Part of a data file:
**********

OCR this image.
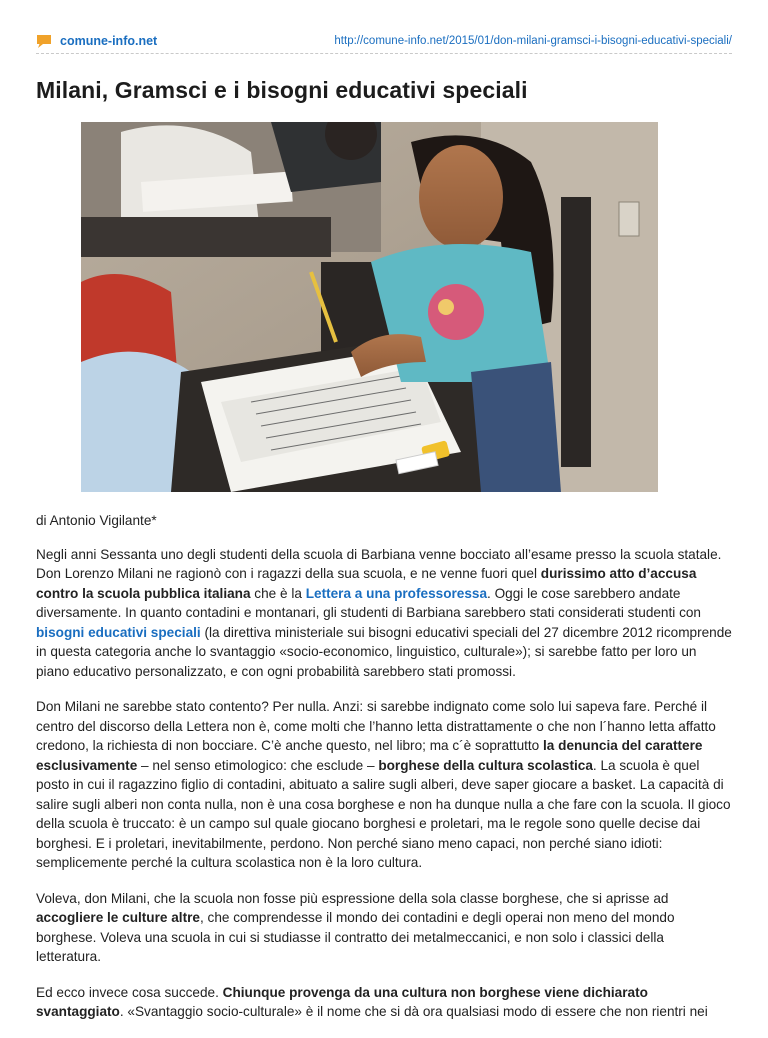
comune-info.net	http://comune-info.net/2015/01/don-milani-gramsci-i-bisogni-educativi-speciali/
Milani, Gramsci e i bisogni educativi speciali

di Antonio Vigilante*

Negli anni Sessanta uno degli studenti della scuola di Barbiana venne bocciato all’esame presso la scuola statale. Don Lorenzo Milani ne ragionò con i ragazzi della sua scuola, e ne venne fuori quel durissimo atto d’accusa contro la scuola pubblica italiana che è la Lettera a una professoressa. Oggi le cose sarebbero andate diversamente. In quanto contadini e montanari, gli studenti di Barbiana sarebbero stati considerati studenti con bisogni educativi speciali (la direttiva ministeriale sui bisogni educativi speciali del 27 dicembre 2012 ricomprende in questa categoria anche lo svantaggio «socio-economico, linguistico, culturale»); si sarebbe fatto per loro un piano educativo personalizzato, e con ogni probabilità sarebbero stati promossi.

Don Milani ne sarebbe stato contento? Per nulla. Anzi: si sarebbe indignato come solo lui sapeva fare. Perché il centro del discorso della Lettera non è, come molti che l’hanno letta distrattamente o che non l´hanno letta affatto credono, la richiesta di non bocciare. C’è anche questo, nel libro; ma c´è soprattutto la denuncia del carattere esclusivamente – nel senso etimologico: che esclude – borghese della cultura scolastica. La scuola è quel posto in cui il ragazzino figlio di contadini, abituato a salire sugli alberi, deve saper giocare a basket. La capacità di salire sugli alberi non conta nulla, non è una cosa borghese e non ha dunque nulla a che fare con la scuola. Il gioco della scuola è truccato: è un campo sul quale giocano borghesi e proletari, ma le regole sono quelle decise dai borghesi. E i proletari, inevitabilmente, perdono. Non perché siano meno capaci, non perché siano idioti: semplicemente perché la cultura scolastica non è la loro cultura.

Voleva, don Milani, che la scuola non fosse più espressione della sola classe borghese, che si aprisse ad accogliere le culture altre, che comprendesse il mondo dei contadini e degli operai non meno del mondo borghese. Voleva una scuola in cui si studiasse il contratto dei metalmeccanici, e non solo i classici della letteratura.

Ed ecco invece cosa succede. Chiunque provenga da una cultura non borghese viene dichiarato svantaggiato. «Svantaggio socio-culturale» è il nome che si dà ora qualsiasi modo di essere che non rientri nei
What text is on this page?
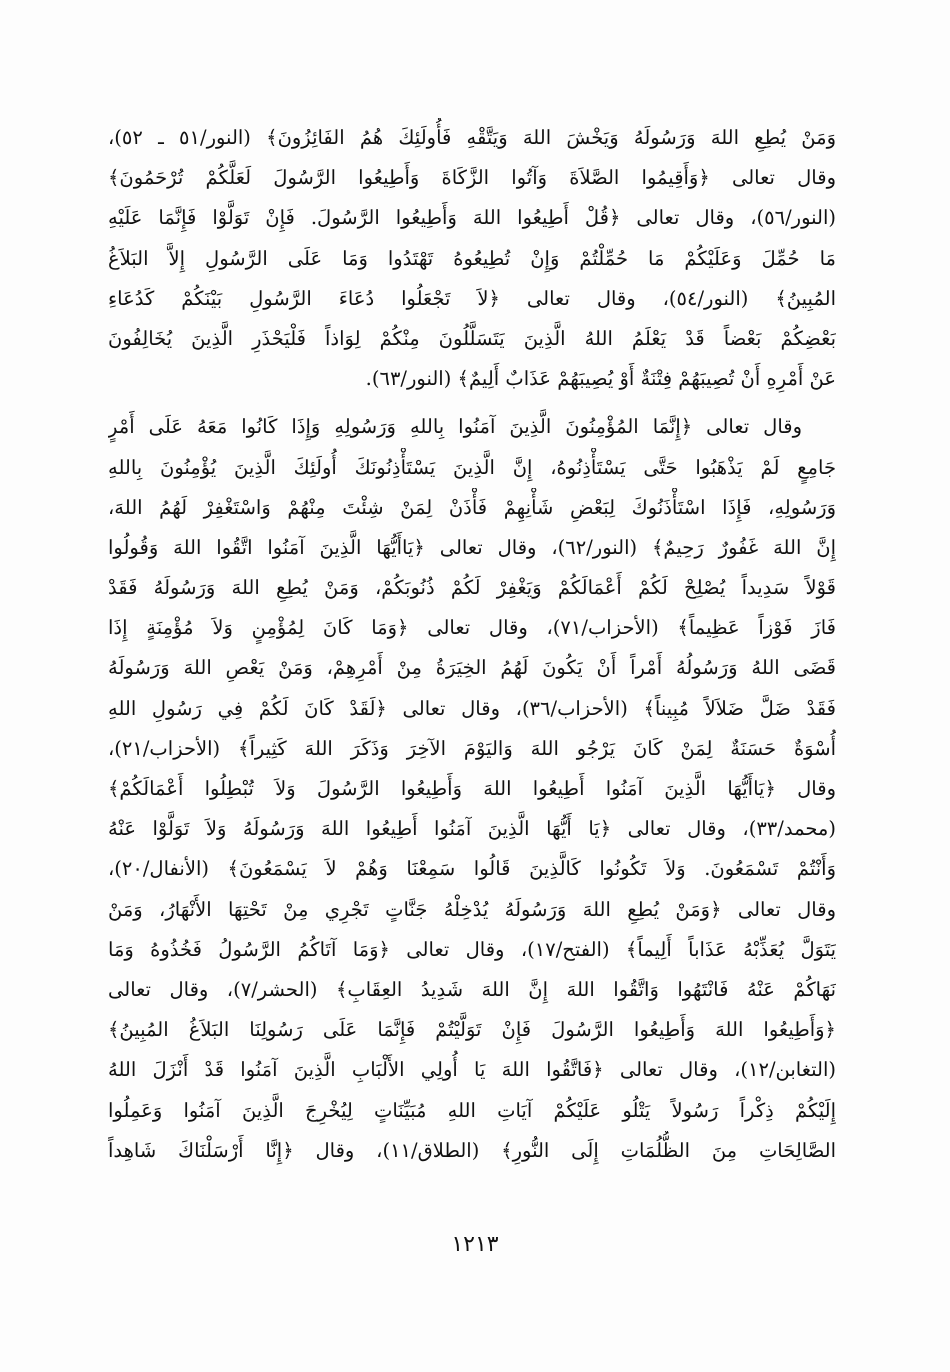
وَمَنْ يُطِعِ اللهَ وَرَسُولَهُ وَيَخْشَ اللهَ وَيَتَّقْهِ فَأُولَئِكَ هُمُ الفَائِزُونَ﴾ (النور/٥١ ـ ٥٢)،
وقال تعالى ﴿وَأَقِيمُوا الصَّلاَةَ وَآتُوا الزَّكَاةَ وَأَطِيعُوا الرَّسُولَ لَعَلَّكُمْ تُرْحَمُونَ﴾
(النور/٥٦)، وقال تعالى ﴿قُلْ أَطِيعُوا اللهَ وَأَطِيعُوا الرَّسُولَ. فَإِنْ تَوَلَّوْا فَإِنَّمَا عَلَيْهِ
مَا حُمِّلَ وَعَلَيْكُمْ مَا حُمِّلْتُمْ وَإِنْ تُطِيعُوهُ تَهْتَدُوا وَمَا عَلَى الرَّسُولِ إِلاَّ البَلاَغُ
المُبِينُ﴾ (النور/٥٤)، وقال تعالى ﴿لاَ تَجْعَلُوا دُعَاءَ الرَّسُولِ بَيْنَكُمْ كَدُعَاءِ
بَعْضِكُمْ بَعْضاً قَدْ يَعْلَمُ اللهُ الَّذِينَ يَتَسَلَّلُونَ مِنْكُمْ لِوَاذاً فَلْيَحْذَرِ الَّذِينَ يُخَالِفُونَ
عَنْ أَمْرِهِ أَنْ تُصِيبَهُمْ فِتْنَةٌ أَوْ يُصِيبَهُمْ عَذَابٌ أَلِيمٌ﴾ (النور/٦٣).
وقال تعالى ﴿إِنَّمَا المُؤْمِنُونَ الَّذِينَ آمَنُوا بِاللهِ وَرَسُولِهِ وَإِذَا كَانُوا مَعَهُ عَلَى أَمْرٍ
جَامِعٍ لَمْ يَذْهَبُوا حَتَّى يَسْتَأْذِنُوهُ، إِنَّ الَّذِينَ يَسْتَأْذِنُونَكَ أُولَئِكَ الَّذِينَ يُؤْمِنُونَ بِاللهِ
وَرَسُولِهِ، فَإِذَا اسْتَأْذَنُوكَ لِبَعْضِ شَأْنِهِمْ فَأْذَنْ لِمَنْ شِئْتَ مِنْهُمْ وَاسْتَغْفِرْ لَهُمُ اللهَ،
إِنَّ اللهَ غَفُورٌ رَحِيمٌ﴾ (النور/٦٢)، وقال تعالى ﴿يَاأَيُّهَا الَّذِينَ آمَنُوا اتَّقُوا اللهَ وَقُولُوا
قَوْلاً سَدِيداً يُصْلِحْ لَكُمْ أَعْمَالَكُمْ وَيَغْفِرْ لَكُمْ ذُنُوبَكُمْ، وَمَنْ يُطِعِ اللهَ وَرَسُولَهُ فَقَدْ
فَازَ فَوْزاً عَظِيماً﴾ (الأحزاب/٧١)، وقال تعالى ﴿وَمَا كَانَ لِمُؤْمِنٍ وَلاَ مُؤْمِنَةٍ إِذَا
قَضَى اللهُ وَرَسُولُهُ أَمْراً أَنْ يَكُونَ لَهُمُ الخِيَرَةُ مِنْ أَمْرِهِمْ، وَمَنْ يَعْصِ اللهَ وَرَسُولَهُ
فَقَدْ ضَلَّ ضَلاَلاً مُبِيناً﴾ (الأحزاب/٣٦)، وقال تعالى ﴿لَقَدْ كَانَ لَكُمْ فِي رَسُولِ اللهِ
أُسْوَةٌ حَسَنَةٌ لِمَنْ كَانَ يَرْجُو اللهَ وَاليَوْمَ الآخِرَ وَذَكَرَ اللهَ كَثِيراً﴾ (الأحزاب/٢١)،
وقال ﴿يَاأَيُّهَا الَّذِينَ آمَنُوا أَطِيعُوا اللهَ وَأَطِيعُوا الرَّسُولَ وَلاَ تُبْطِلُوا أَعْمَالَكُمْ﴾
(محمد/٣٣)، وقال تعالى ﴿يَا أَيُّهَا الَّذِينَ آمَنُوا أَطِيعُوا اللهَ وَرَسُولَهُ وَلاَ تَوَلَّوْا عَنْهُ
وَأَنْتُمْ تَسْمَعُونَ. وَلاَ تَكُونُوا كَالَّذِينَ قَالُوا سَمِعْنَا وَهُمْ لاَ يَسْمَعُونَ﴾ (الأنفال/٢٠)،
وقال تعالى ﴿وَمَنْ يُطِعِ اللهَ وَرَسُولَهُ يُدْخِلْهُ جَنَّاتٍ تَجْرِي مِنْ تَحْتِهَا الأَنْهَارُ، وَمَنْ
يَتَوَلَّ يُعَذِّبْهُ عَذَاباً أَلِيماً﴾ (الفتح/١٧)، وقال تعالى ﴿وَمَا آتَاكُمُ الرَّسُولُ فَخُذُوهُ وَمَا
نَهَاكُمْ عَنْهُ فَانْتَهُوا وَاتَّقُوا اللهَ إِنَّ اللهَ شَدِيدُ العِقَابِ﴾ (الحشر/٧)، وقال تعالى
﴿وَأَطِيعُوا اللهَ وَأَطِيعُوا الرَّسُولَ فَإِنْ تَوَلَّيْتُمْ فَإِنَّمَا عَلَى رَسُولِنَا البَلاَغُ المُبِينُ﴾
(التغابن/١٢)، وقال تعالى ﴿فَاتَّقُوا اللهَ يَا أُولِي الأَلْبَابِ الَّذِينَ آمَنُوا قَدْ أَنْزَلَ اللهُ
إِلَيْكُمْ ذِكْراً رَسُولاً يَتْلُو عَلَيْكُمْ آيَاتِ اللهِ مُبَيِّنَاتٍ لِيُخْرِجَ الَّذِينَ آمَنُوا وَعَمِلُوا
الصَّالِحَاتِ مِنَ الظُّلُمَاتِ إِلَى النُّورِ﴾ (الطلاق/١١)، وقال ﴿إِنَّا أَرْسَلْنَاكَ شَاهِداً
١٢١٣
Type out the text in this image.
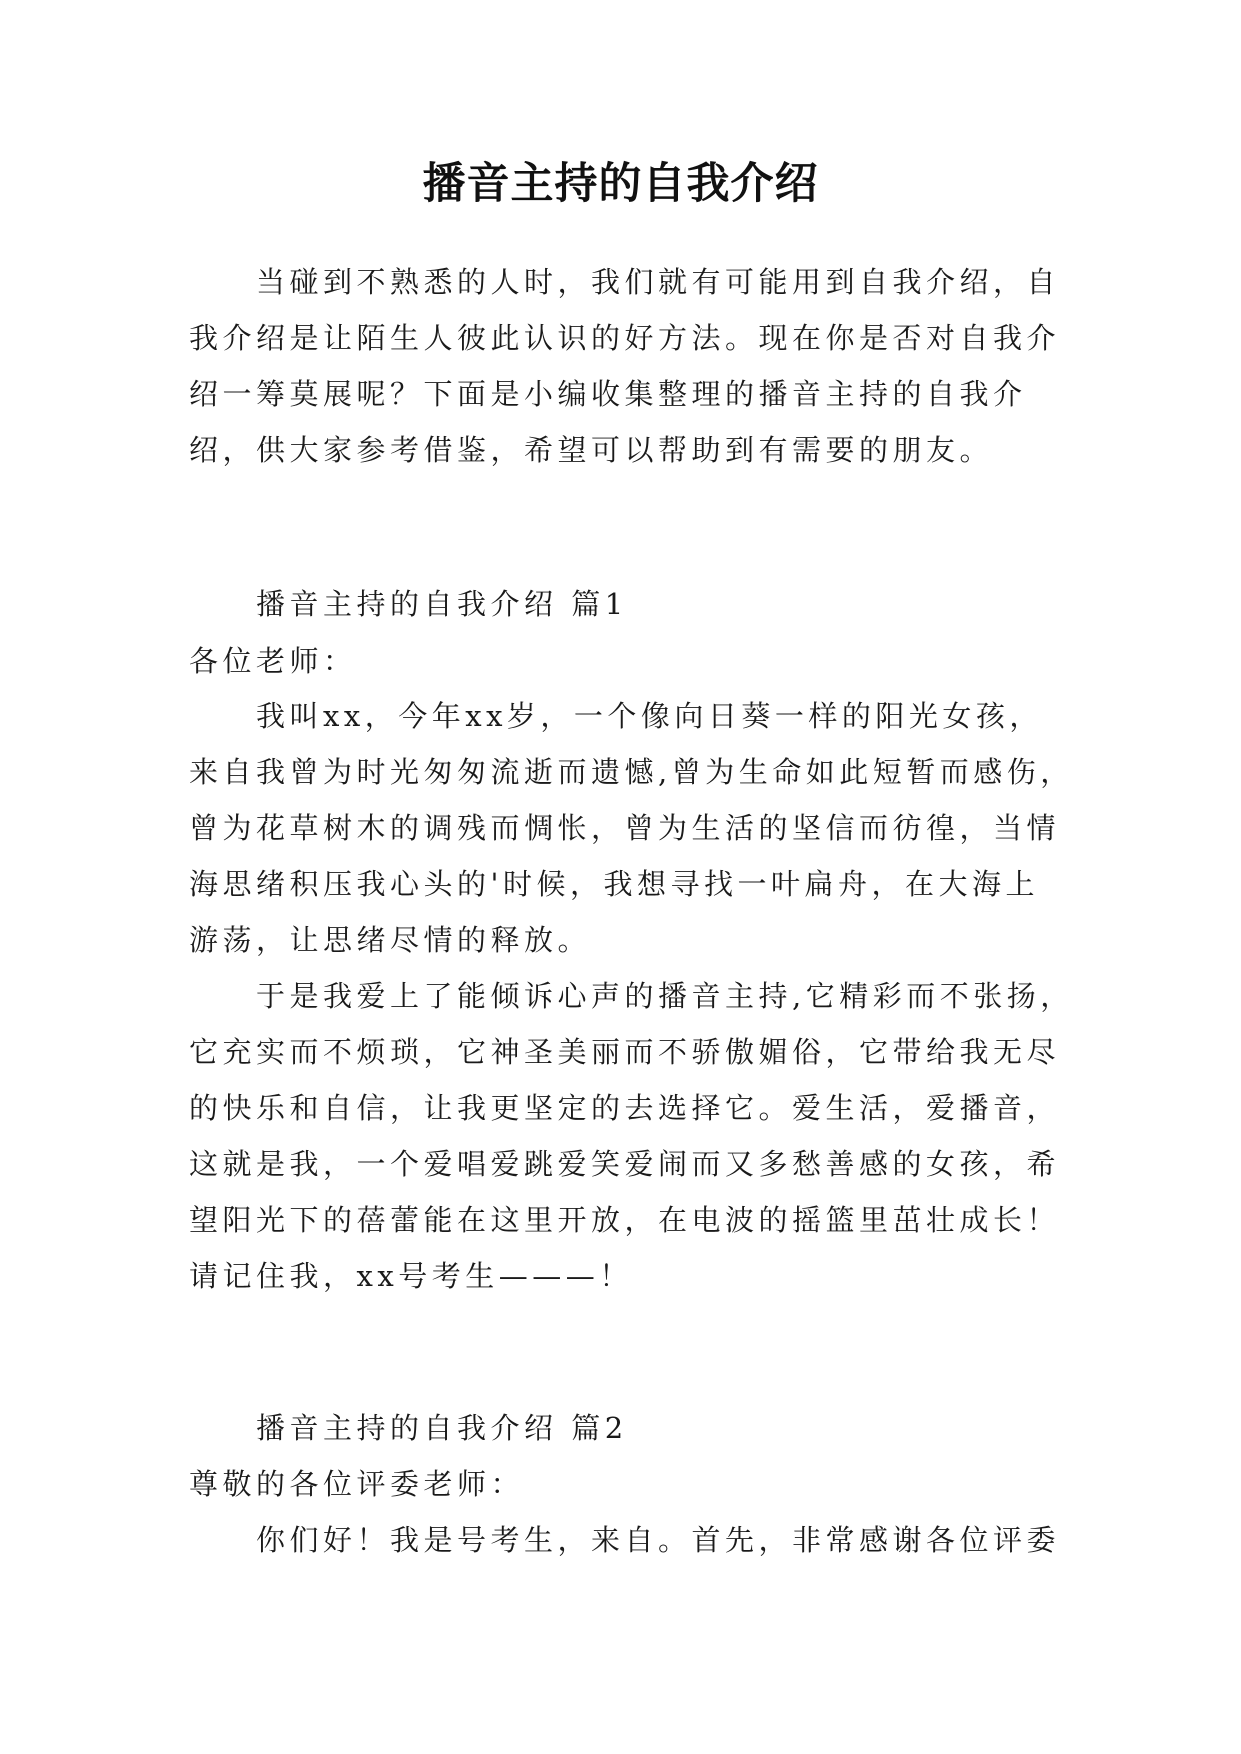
播音主持的自我介绍
当碰到不熟悉的人时，我们就有可能用到自我介绍，自
我介绍是让陌生人彼此认识的好方法。现在你是否对自我介
绍一筹莫展呢？下面是小编收集整理的播音主持的自我介
绍，供大家参考借鉴，希望可以帮助到有需要的朋友。
播音主持的自我介绍 篇1
各位老师：
我叫xx，今年xx岁，一个像向日葵一样的阳光女孩，
来自我曾为时光匆匆流逝而遗憾,曾为生命如此短暂而感伤，
曾为花草树木的调残而惆怅，曾为生活的坚信而彷徨，当情
海思绪积压我心头的'时候，我想寻找一叶扁舟，在大海上
游荡，让思绪尽情的释放。
于是我爱上了能倾诉心声的播音主持,它精彩而不张扬，
它充实而不烦琐，它神圣美丽而不骄傲媚俗，它带给我无尽
的快乐和自信，让我更坚定的去选择它。爱生活，爱播音，
这就是我，一个爱唱爱跳爱笑爱闹而又多愁善感的女孩，希
望阳光下的蓓蕾能在这里开放，在电波的摇篮里茁壮成长！
请记住我，xx号考生———！
播音主持的自我介绍 篇2
尊敬的各位评委老师：
你们好！我是号考生，来自。首先，非常感谢各位评委
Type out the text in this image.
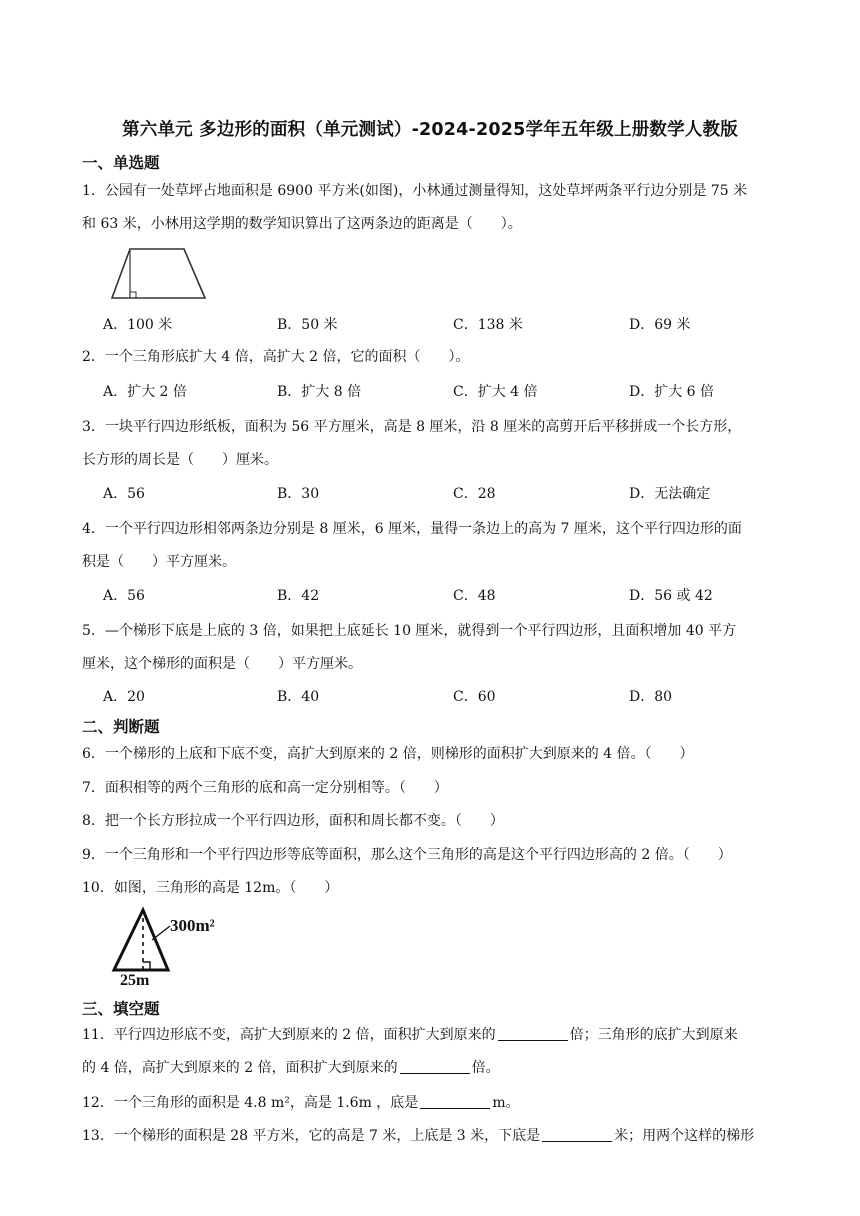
第六单元 多边形的面积（单元测试）-2024-2025学年五年级上册数学人教版
一、单选题
1．公园有一处草坪占地面积是 6900 平方米(如图)，小林通过测量得知，这处草坪两条平行边分别是 75 米
和 63 米，小林用这学期的数学知识算出了这两条边的距离是（　　）。
A．100 米	B．50 米	C．138 米	D．69 米
2．一个三角形底扩大 4 倍，高扩大 2 倍，它的面积（　　）。
A．扩大 2 倍	B．扩大 8 倍	C．扩大 4 倍	D．扩大 6 倍
3．一块平行四边形纸板，面积为 56 平方厘米，高是 8 厘米，沿 8 厘米的高剪开后平移拼成一个长方形，
长方形的周长是（　　）厘米。
A．56	B．30	C．28	D．无法确定
4．一个平行四边形相邻两条边分别是 8 厘米，6 厘米，量得一条边上的高为 7 厘米，这个平行四边形的面
积是（　　）平方厘米。
A．56	B．42	C．48	D．56 或 42
5．—个梯形下底是上底的 3 倍，如果把上底延长 10 厘米，就得到一个平行四边形，且面积增加 40 平方
厘米，这个梯形的面积是（　　）平方厘米。
A．20	B．40	C．60	D．80
二、判断题
6．一个梯形的上底和下底不变，高扩大到原来的 2 倍，则梯形的面积扩大到原来的 4 倍。（　　）
7．面积相等的两个三角形的底和高一定分别相等。（　　）
8．把一个长方形拉成一个平行四边形，面积和周长都不变。（　　）
9．一个三角形和一个平行四边形等底等面积，那么这个三角形的高是这个平行四边形高的 2 倍。（　　）
10．如图，三角形的高是 12m。（　　）
300m²
25m
三、填空题
11．平行四边形底不变，高扩大到原来的 2 倍，面积扩大到原来的	倍；三角形的底扩大到原来
的 4 倍，高扩大到原来的 2 倍，面积扩大到原来的	倍。
12．一个三角形的面积是 4.8 m²，高是 1.6m ，底是	m。
13．一个梯形的面积是 28 平方米，它的高是 7 米，上底是 3 米，下底是	米；用两个这样的梯形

**********

**Aim**.
Where a line contains the string "高扩大到原来的", extract that line.

**Written answer**.
6．一个梯形的上底和下底不变，高扩大到原来的 2 倍，则梯形的面积扩大到原来的 4 倍。（　　）
11．平行四边形底不变，高扩大到原来的 2 倍，面积扩大到原来的	倍；三角形的底扩大到原来
的 4 倍，高扩大到原来的 2 倍，面积扩大到原来的	倍。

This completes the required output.